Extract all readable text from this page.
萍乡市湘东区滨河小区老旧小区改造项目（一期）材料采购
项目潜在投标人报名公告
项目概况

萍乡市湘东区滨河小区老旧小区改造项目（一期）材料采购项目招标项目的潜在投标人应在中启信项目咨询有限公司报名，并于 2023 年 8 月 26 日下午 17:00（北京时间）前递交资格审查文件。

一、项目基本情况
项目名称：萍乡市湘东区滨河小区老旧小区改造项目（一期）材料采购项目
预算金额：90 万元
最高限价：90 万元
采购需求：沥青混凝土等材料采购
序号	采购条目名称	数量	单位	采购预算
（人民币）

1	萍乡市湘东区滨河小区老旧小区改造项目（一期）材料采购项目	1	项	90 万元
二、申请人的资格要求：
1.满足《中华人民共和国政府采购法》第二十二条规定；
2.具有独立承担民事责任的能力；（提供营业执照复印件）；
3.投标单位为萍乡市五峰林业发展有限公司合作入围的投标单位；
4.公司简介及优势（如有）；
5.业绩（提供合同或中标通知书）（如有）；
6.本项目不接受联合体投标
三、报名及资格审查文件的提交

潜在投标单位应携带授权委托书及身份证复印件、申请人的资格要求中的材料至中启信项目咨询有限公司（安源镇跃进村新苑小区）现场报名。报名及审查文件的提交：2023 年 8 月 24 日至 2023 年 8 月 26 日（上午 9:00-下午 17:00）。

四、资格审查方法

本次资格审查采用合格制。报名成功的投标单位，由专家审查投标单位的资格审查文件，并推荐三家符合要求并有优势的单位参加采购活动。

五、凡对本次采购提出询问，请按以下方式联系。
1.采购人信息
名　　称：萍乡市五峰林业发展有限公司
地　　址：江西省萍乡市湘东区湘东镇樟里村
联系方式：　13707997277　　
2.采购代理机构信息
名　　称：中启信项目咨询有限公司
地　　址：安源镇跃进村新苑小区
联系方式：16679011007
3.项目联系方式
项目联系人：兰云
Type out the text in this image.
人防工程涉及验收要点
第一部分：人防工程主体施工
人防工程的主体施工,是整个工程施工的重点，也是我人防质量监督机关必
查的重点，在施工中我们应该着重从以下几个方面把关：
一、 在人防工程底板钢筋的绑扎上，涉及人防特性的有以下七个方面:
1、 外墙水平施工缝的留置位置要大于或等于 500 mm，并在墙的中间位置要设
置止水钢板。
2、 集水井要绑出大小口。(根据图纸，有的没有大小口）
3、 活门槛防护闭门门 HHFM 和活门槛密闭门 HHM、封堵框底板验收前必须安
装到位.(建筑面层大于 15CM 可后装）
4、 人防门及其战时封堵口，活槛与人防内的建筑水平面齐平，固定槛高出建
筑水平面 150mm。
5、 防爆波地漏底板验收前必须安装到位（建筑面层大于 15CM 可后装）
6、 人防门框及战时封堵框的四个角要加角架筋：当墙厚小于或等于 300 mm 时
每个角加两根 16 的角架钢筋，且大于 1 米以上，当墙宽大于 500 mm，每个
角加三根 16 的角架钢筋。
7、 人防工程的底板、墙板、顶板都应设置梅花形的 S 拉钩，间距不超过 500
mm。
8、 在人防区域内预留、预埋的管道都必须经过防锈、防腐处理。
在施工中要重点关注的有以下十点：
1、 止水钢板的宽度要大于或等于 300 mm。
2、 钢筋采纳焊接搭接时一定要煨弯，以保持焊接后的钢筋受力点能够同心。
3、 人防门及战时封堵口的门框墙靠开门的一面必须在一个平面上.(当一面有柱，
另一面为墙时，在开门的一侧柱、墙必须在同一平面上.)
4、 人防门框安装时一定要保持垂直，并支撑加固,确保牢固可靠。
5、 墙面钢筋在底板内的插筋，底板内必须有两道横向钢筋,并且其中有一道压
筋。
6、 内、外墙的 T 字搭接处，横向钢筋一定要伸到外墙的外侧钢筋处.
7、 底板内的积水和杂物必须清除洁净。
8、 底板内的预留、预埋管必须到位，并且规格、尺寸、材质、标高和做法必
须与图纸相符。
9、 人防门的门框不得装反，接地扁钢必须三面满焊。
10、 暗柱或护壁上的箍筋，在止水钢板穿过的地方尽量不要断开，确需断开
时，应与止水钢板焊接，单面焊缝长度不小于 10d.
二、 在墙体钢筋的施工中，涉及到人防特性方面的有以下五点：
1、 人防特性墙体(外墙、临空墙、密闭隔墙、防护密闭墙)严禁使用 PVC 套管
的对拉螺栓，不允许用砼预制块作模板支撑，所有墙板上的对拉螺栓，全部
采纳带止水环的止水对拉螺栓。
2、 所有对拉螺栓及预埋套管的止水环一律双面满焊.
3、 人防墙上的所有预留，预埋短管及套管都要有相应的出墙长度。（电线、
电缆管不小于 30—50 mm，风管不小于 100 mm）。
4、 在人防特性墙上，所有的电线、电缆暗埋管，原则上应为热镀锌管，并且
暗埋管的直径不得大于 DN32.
····················
**Exercise directions**:
How many lines in the records hold the string "建筑面层大于"? Reply with the number alone.

**Solution for this exercise**:
2